*What the task requires*: List each line of the data that holds the string "type".

━━━━━ Record list ━━━━━

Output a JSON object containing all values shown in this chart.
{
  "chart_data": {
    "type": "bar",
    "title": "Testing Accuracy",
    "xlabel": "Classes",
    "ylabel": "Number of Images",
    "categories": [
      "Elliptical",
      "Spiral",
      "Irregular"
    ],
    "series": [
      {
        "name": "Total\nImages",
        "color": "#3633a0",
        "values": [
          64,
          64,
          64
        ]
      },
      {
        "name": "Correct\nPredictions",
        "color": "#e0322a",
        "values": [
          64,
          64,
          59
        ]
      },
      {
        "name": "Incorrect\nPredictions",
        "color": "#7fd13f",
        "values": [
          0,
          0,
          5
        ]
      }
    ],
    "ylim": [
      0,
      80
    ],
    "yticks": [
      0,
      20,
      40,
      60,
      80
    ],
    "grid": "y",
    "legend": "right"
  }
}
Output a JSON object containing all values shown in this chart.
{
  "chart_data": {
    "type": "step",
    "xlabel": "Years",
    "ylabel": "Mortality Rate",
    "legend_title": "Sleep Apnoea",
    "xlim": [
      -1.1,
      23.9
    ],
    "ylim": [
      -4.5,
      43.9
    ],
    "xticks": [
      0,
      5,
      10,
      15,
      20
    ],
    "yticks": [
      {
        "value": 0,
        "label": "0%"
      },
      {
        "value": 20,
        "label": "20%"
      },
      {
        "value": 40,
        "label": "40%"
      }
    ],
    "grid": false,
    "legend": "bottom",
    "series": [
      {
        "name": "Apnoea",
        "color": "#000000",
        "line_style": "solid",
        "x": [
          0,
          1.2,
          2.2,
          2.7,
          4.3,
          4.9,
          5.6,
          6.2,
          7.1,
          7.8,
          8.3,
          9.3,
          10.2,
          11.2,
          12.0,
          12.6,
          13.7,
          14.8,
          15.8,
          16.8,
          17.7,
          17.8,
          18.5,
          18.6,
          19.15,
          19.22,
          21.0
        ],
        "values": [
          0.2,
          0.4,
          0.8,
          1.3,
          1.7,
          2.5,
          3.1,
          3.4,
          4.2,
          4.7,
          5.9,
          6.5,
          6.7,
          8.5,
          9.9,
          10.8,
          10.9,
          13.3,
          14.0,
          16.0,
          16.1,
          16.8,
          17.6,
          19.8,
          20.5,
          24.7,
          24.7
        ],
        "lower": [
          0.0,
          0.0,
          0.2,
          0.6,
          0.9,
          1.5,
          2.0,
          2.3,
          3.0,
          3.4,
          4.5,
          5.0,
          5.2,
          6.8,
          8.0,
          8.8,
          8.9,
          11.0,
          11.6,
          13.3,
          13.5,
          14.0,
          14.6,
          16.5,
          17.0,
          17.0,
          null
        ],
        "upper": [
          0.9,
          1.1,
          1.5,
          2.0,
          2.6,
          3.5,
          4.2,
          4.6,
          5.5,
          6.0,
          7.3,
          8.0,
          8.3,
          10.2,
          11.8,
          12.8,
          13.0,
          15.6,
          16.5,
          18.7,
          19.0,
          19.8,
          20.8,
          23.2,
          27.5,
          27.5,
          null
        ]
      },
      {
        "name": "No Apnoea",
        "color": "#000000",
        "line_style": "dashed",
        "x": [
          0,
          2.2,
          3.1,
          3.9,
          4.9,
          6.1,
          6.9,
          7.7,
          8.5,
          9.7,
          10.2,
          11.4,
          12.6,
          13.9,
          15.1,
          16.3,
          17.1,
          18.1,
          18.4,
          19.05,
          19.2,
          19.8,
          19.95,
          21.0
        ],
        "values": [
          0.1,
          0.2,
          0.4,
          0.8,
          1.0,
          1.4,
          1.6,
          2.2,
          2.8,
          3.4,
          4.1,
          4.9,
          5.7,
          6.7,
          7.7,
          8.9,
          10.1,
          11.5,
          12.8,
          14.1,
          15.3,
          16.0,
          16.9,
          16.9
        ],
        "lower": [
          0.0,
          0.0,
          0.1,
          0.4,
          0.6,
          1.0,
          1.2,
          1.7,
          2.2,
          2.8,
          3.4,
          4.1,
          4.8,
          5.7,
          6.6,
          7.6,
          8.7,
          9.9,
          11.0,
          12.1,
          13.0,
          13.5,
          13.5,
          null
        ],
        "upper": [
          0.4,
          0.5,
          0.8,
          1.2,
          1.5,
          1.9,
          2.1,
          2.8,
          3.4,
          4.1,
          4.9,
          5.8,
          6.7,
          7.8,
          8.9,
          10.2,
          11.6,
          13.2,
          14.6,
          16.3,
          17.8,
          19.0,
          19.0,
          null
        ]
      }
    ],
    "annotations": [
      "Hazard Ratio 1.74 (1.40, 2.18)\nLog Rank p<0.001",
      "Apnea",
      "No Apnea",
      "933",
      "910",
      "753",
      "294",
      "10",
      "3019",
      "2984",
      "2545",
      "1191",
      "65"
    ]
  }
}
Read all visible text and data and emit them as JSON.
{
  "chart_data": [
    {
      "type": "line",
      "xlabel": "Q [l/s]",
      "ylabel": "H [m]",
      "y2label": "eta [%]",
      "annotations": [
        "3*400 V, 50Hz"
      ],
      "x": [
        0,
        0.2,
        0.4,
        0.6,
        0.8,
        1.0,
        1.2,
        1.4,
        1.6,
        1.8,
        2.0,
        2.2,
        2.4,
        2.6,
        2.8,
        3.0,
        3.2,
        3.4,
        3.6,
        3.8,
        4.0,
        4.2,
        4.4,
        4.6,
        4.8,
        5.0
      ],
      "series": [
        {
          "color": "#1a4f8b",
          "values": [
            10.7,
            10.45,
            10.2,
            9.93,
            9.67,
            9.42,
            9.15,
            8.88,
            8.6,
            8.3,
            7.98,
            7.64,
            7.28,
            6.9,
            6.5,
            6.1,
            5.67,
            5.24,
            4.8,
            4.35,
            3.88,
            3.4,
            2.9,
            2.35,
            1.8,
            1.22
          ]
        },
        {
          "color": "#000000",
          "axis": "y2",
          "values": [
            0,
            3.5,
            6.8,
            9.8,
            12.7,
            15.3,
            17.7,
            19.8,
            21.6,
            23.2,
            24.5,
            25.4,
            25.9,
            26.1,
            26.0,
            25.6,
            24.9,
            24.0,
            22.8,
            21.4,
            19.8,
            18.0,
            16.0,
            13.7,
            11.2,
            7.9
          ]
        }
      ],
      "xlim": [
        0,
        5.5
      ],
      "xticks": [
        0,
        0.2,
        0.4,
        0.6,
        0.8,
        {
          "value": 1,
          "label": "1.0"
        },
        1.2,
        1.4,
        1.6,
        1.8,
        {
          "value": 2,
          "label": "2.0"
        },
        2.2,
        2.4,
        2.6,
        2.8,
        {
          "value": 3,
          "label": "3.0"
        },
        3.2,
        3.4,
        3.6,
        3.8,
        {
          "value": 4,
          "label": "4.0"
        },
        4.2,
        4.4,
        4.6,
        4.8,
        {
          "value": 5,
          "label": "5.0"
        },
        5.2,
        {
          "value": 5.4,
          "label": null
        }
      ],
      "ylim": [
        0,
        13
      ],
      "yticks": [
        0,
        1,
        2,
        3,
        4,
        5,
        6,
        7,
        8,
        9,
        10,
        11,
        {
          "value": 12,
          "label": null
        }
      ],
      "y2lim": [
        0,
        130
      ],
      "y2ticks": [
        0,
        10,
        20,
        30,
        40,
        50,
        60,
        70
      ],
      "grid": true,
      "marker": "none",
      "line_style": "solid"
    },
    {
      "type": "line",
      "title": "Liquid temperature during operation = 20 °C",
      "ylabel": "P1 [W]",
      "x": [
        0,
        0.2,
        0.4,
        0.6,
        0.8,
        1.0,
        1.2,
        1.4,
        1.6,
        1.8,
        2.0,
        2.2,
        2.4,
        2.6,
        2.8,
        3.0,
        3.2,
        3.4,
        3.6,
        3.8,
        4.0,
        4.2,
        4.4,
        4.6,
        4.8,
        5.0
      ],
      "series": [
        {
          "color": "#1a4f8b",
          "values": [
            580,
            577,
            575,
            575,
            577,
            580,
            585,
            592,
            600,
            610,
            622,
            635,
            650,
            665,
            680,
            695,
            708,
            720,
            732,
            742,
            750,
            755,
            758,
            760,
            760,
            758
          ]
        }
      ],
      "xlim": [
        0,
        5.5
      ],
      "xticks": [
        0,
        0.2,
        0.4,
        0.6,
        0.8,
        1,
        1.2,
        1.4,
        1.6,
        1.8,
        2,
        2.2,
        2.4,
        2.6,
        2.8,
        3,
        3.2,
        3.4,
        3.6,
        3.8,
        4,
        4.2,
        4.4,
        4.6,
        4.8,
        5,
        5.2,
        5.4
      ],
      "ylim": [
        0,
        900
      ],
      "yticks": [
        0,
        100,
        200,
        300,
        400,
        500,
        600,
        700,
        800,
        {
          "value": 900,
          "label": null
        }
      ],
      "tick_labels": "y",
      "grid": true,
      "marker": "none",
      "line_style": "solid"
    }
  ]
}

━━━━━

*Exercise result*:
    "type": "bar",
    "type": "step",
      "type": "line",
      "type": "line",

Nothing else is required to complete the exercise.